* RECORD SET *
········
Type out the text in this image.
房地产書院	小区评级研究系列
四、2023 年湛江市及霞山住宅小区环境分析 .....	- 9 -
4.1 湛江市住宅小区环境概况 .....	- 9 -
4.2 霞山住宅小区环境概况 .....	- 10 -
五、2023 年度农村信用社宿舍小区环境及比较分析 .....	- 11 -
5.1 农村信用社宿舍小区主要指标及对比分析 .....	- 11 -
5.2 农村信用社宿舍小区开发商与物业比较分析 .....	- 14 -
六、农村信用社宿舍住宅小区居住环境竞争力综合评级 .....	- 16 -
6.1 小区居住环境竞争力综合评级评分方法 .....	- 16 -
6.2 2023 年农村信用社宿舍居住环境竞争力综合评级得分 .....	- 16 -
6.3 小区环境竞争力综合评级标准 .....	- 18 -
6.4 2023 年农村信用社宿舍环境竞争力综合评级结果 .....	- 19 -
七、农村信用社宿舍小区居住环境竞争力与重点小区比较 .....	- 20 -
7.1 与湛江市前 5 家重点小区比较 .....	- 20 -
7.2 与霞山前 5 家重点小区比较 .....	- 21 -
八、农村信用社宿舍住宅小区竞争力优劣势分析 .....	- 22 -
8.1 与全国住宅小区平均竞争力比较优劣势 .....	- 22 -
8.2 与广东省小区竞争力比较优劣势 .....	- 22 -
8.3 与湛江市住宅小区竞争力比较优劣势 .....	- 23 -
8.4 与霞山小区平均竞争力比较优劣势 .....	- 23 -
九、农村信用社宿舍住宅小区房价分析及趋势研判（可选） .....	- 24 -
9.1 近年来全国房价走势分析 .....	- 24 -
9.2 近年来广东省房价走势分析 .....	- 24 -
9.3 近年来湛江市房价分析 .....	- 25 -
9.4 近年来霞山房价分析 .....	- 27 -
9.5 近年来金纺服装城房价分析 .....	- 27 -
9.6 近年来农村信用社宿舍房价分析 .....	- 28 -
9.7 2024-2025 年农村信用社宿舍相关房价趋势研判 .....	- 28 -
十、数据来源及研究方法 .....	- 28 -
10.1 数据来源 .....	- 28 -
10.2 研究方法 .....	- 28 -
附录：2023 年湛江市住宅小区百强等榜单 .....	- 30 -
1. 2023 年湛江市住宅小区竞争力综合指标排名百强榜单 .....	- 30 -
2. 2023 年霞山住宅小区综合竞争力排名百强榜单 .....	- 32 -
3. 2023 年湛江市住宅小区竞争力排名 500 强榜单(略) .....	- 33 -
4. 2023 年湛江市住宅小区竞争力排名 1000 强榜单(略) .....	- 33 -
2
········
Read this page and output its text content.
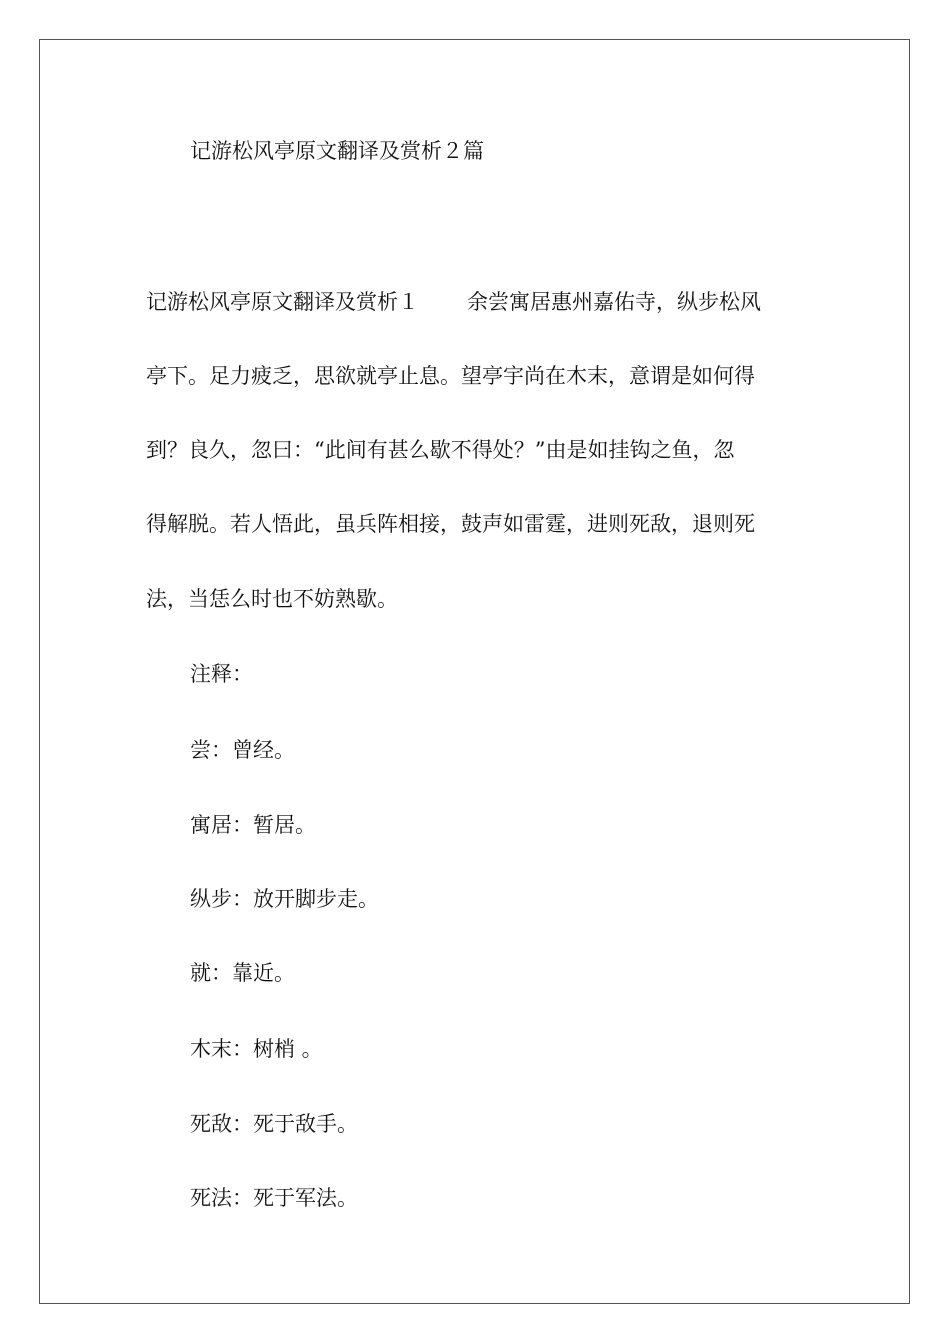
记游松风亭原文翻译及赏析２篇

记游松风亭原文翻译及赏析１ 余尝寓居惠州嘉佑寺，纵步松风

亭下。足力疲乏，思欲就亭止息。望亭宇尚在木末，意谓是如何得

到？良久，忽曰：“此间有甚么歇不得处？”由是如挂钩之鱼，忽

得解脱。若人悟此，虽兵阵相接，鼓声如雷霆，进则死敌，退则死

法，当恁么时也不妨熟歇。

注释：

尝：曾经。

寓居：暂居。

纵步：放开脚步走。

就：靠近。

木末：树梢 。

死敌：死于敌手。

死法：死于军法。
········
* EXERCISE REQUIREMENTS *
Report every line containing the word "年湛江市住宅小区竞争力排名" from the listing above.

* RESULT BELOW *
3. 2023 年湛江市住宅小区竞争力排名 500 强榜单(略) .....	- 33 -
4. 2023 年湛江市住宅小区竞争力排名 1000 强榜单(略) .....	- 33 -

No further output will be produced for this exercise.